* What you will do
Your task is to repeat the entries exactly. Leave the pictures out.

* Information supplied
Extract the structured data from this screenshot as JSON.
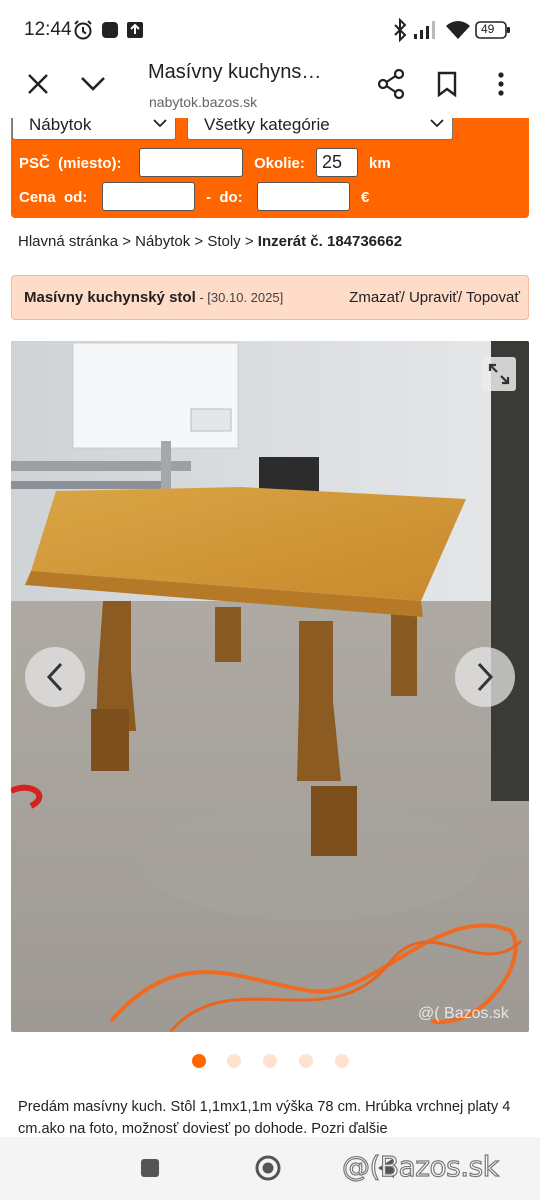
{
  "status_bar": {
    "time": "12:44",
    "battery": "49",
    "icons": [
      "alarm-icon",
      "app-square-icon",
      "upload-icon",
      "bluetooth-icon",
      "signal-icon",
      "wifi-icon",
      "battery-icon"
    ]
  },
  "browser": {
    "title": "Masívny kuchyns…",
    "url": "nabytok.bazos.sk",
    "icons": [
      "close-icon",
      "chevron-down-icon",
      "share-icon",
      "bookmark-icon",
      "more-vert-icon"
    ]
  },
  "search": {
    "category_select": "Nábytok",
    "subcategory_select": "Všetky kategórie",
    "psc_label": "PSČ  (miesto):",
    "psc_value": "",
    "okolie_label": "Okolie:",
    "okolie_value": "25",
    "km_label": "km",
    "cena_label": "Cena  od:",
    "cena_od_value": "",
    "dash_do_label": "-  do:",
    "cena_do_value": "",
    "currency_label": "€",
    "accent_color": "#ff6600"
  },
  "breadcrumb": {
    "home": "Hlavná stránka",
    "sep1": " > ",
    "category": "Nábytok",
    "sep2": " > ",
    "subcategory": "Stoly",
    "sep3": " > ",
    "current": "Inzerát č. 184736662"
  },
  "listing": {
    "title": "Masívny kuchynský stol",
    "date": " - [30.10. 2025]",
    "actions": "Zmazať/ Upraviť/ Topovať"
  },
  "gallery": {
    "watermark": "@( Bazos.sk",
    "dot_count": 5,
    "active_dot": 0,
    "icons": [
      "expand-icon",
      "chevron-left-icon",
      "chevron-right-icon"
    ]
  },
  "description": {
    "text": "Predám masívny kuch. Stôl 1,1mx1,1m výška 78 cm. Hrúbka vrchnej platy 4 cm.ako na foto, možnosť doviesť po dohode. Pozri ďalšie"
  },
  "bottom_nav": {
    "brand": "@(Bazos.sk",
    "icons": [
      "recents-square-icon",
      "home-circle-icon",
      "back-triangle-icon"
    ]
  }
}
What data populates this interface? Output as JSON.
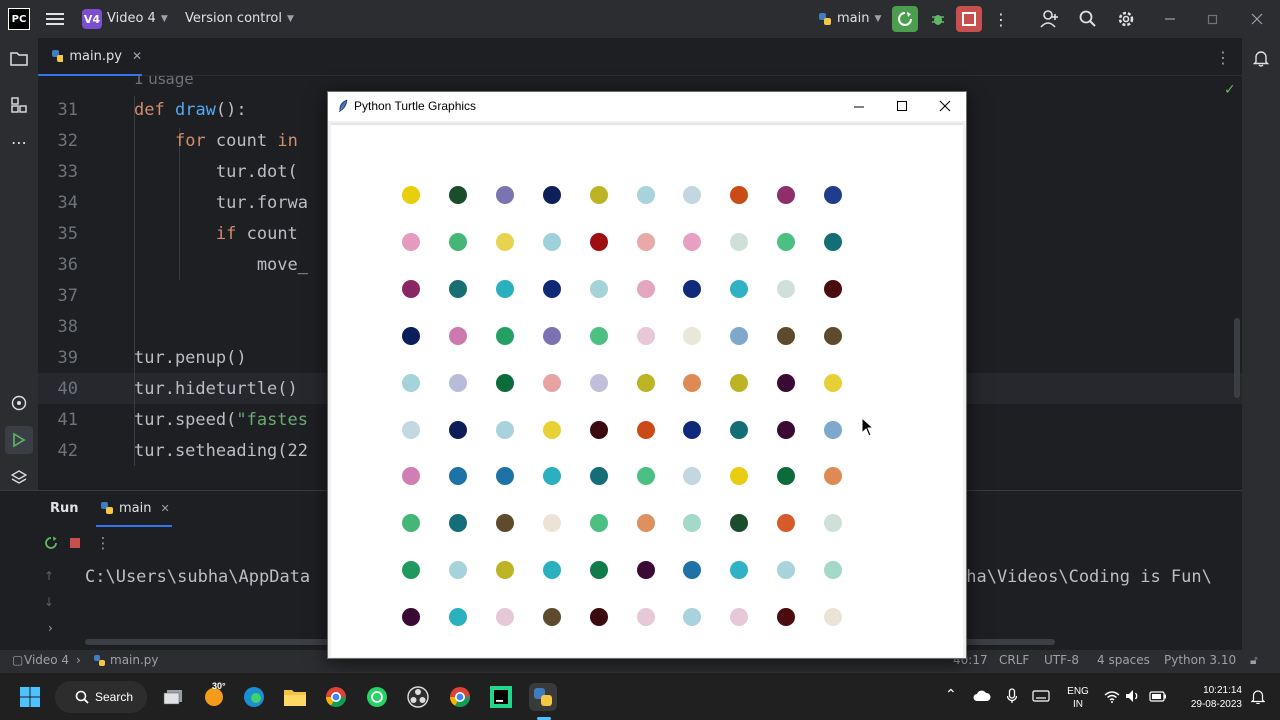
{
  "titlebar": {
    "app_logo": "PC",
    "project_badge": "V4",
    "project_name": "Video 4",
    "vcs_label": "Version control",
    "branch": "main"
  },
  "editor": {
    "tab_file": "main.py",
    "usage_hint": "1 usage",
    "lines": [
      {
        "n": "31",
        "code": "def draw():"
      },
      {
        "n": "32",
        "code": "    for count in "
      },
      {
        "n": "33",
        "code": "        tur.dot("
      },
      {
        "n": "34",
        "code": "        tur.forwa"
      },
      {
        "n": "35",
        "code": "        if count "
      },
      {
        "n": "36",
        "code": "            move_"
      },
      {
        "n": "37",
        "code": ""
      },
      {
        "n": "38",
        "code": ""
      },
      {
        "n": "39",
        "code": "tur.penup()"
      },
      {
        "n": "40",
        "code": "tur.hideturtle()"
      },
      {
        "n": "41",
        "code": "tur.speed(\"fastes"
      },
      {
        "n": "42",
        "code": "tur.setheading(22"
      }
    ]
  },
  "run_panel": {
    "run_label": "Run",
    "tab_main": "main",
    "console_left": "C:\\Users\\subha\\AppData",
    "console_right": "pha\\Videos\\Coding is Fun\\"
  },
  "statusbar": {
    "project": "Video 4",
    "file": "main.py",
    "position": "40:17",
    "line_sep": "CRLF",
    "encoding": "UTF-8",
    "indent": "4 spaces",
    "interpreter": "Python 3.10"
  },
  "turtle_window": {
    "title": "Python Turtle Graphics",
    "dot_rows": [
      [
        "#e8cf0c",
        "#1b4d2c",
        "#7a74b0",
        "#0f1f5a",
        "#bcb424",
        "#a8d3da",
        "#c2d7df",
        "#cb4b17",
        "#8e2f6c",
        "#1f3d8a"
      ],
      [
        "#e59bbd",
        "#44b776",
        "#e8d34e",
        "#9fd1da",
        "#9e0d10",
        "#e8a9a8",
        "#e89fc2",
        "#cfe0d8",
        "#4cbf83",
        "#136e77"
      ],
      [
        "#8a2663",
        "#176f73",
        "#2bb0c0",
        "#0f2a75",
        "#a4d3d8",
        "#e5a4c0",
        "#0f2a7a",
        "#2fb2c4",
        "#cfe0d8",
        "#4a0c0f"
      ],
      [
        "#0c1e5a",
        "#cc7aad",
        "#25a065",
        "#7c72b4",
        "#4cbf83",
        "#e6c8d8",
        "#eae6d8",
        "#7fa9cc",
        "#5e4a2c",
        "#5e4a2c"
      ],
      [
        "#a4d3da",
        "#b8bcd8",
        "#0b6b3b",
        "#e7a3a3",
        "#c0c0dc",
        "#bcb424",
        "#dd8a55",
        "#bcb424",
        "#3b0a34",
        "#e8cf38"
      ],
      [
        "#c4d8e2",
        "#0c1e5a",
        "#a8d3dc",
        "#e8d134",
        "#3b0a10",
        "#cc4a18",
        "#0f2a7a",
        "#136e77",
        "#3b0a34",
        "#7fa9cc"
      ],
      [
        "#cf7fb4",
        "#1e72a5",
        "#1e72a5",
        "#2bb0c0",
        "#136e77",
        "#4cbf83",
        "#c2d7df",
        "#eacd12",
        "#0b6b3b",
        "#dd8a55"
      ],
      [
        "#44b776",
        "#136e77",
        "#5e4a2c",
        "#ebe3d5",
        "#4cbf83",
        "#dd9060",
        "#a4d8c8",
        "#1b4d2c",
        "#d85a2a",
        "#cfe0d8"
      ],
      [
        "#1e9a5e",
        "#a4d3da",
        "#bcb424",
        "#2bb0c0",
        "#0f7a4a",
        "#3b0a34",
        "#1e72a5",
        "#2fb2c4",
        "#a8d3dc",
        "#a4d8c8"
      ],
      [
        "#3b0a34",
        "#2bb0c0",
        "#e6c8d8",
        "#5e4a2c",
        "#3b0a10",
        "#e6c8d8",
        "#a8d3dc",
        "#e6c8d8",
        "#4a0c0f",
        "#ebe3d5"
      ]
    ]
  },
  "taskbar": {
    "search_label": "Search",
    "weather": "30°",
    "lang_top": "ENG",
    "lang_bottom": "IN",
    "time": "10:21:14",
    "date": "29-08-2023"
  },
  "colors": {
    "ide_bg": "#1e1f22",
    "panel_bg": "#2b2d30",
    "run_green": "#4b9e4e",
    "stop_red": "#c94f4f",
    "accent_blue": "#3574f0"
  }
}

* Task result
Extract the structured data from this screenshot as JSON.
{
  "status_bar": {
    "time": "12:44",
    "battery": "49",
    "icons": [
      "alarm-icon",
      "app-square-icon",
      "upload-icon",
      "bluetooth-icon",
      "signal-icon",
      "wifi-icon",
      "battery-icon"
    ]
  },
  "browser": {
    "title": "Masívny kuchyns…",
    "url": "nabytok.bazos.sk",
    "icons": [
      "close-icon",
      "chevron-down-icon",
      "share-icon",
      "bookmark-icon",
      "more-vert-icon"
    ]
  },
  "search": {
    "category_select": "Nábytok",
    "subcategory_select": "Všetky kategórie",
    "psc_label": "PSČ  (miesto):",
    "psc_value": "",
    "okolie_label": "Okolie:",
    "okolie_value": "25",
    "km_label": "km",
    "cena_label": "Cena  od:",
    "cena_od_value": "",
    "dash_do_label": "-  do:",
    "cena_do_value": "",
    "currency_label": "€",
    "accent_color": "#ff6600"
  },
  "breadcrumb": {
    "home": "Hlavná stránka",
    "sep1": " > ",
    "category": "Nábytok",
    "sep2": " > ",
    "subcategory": "Stoly",
    "sep3": " > ",
    "current": "Inzerát č. 184736662"
  },
  "listing": {
    "title": "Masívny kuchynský stol",
    "date": " - [30.10. 2025]",
    "actions": "Zmazať/ Upraviť/ Topovať"
  },
  "gallery": {
    "watermark": "@( Bazos.sk",
    "dot_count": 5,
    "active_dot": 0,
    "icons": [
      "expand-icon",
      "chevron-left-icon",
      "chevron-right-icon"
    ]
  },
  "description": {
    "text": "Predám masívny kuch. Stôl 1,1mx1,1m výška 78 cm. Hrúbka vrchnej platy 4 cm.ako na foto, možnosť doviesť po dohode. Pozri ďalšie"
  },
  "bottom_nav": {
    "brand": "@(Bazos.sk",
    "icons": [
      "recents-square-icon",
      "home-circle-icon",
      "back-triangle-icon"
    ]
  }
}
What data populates this interface? Output as JSON.
{
  "titlebar": {
    "app_logo": "PC",
    "project_badge": "V4",
    "project_name": "Video 4",
    "vcs_label": "Version control",
    "branch": "main"
  },
  "editor": {
    "tab_file": "main.py",
    "usage_hint": "1 usage",
    "lines": [
      {
        "n": "31",
        "code": "def draw():"
      },
      {
        "n": "32",
        "code": "    for count in "
      },
      {
        "n": "33",
        "code": "        tur.dot("
      },
      {
        "n": "34",
        "code": "        tur.forwa"
      },
      {
        "n": "35",
        "code": "        if count "
      },
      {
        "n": "36",
        "code": "            move_"
      },
      {
        "n": "37",
        "code": ""
      },
      {
        "n": "38",
        "code": ""
      },
      {
        "n": "39",
        "code": "tur.penup()"
      },
      {
        "n": "40",
        "code": "tur.hideturtle()"
      },
      {
        "n": "41",
        "code": "tur.speed(\"fastes"
      },
      {
        "n": "42",
        "code": "tur.setheading(22"
      }
    ]
  },
  "run_panel": {
    "run_label": "Run",
    "tab_main": "main",
    "console_left": "C:\\Users\\subha\\AppData",
    "console_right": "pha\\Videos\\Coding is Fun\\"
  },
  "statusbar": {
    "project": "Video 4",
    "file": "main.py",
    "position": "40:17",
    "line_sep": "CRLF",
    "encoding": "UTF-8",
    "indent": "4 spaces",
    "interpreter": "Python 3.10"
  },
  "turtle_window": {
    "title": "Python Turtle Graphics",
    "dot_rows": [
      [
        "#e8cf0c",
        "#1b4d2c",
        "#7a74b0",
        "#0f1f5a",
        "#bcb424",
        "#a8d3da",
        "#c2d7df",
        "#cb4b17",
        "#8e2f6c",
        "#1f3d8a"
      ],
      [
        "#e59bbd",
        "#44b776",
        "#e8d34e",
        "#9fd1da",
        "#9e0d10",
        "#e8a9a8",
        "#e89fc2",
        "#cfe0d8",
        "#4cbf83",
        "#136e77"
      ],
      [
        "#8a2663",
        "#176f73",
        "#2bb0c0",
        "#0f2a75",
        "#a4d3d8",
        "#e5a4c0",
        "#0f2a7a",
        "#2fb2c4",
        "#cfe0d8",
        "#4a0c0f"
      ],
      [
        "#0c1e5a",
        "#cc7aad",
        "#25a065",
        "#7c72b4",
        "#4cbf83",
        "#e6c8d8",
        "#eae6d8",
        "#7fa9cc",
        "#5e4a2c",
        "#5e4a2c"
      ],
      [
        "#a4d3da",
        "#b8bcd8",
        "#0b6b3b",
        "#e7a3a3",
        "#c0c0dc",
        "#bcb424",
        "#dd8a55",
        "#bcb424",
        "#3b0a34",
        "#e8cf38"
      ],
      [
        "#c4d8e2",
        "#0c1e5a",
        "#a8d3dc",
        "#e8d134",
        "#3b0a10",
        "#cc4a18",
        "#0f2a7a",
        "#136e77",
        "#3b0a34",
        "#7fa9cc"
      ],
      [
        "#cf7fb4",
        "#1e72a5",
        "#1e72a5",
        "#2bb0c0",
        "#136e77",
        "#4cbf83",
        "#c2d7df",
        "#eacd12",
        "#0b6b3b",
        "#dd8a55"
      ],
      [
        "#44b776",
        "#136e77",
        "#5e4a2c",
        "#ebe3d5",
        "#4cbf83",
        "#dd9060",
        "#a4d8c8",
        "#1b4d2c",
        "#d85a2a",
        "#cfe0d8"
      ],
      [
        "#1e9a5e",
        "#a4d3da",
        "#bcb424",
        "#2bb0c0",
        "#0f7a4a",
        "#3b0a34",
        "#1e72a5",
        "#2fb2c4",
        "#a8d3dc",
        "#a4d8c8"
      ],
      [
        "#3b0a34",
        "#2bb0c0",
        "#e6c8d8",
        "#5e4a2c",
        "#3b0a10",
        "#e6c8d8",
        "#a8d3dc",
        "#e6c8d8",
        "#4a0c0f",
        "#ebe3d5"
      ]
    ]
  },
  "taskbar": {
    "search_label": "Search",
    "weather": "30°",
    "lang_top": "ENG",
    "lang_bottom": "IN",
    "time": "10:21:14",
    "date": "29-08-2023"
  },
  "colors": {
    "ide_bg": "#1e1f22",
    "panel_bg": "#2b2d30",
    "run_green": "#4b9e4e",
    "stop_red": "#c94f4f",
    "accent_blue": "#3574f0"
  }
}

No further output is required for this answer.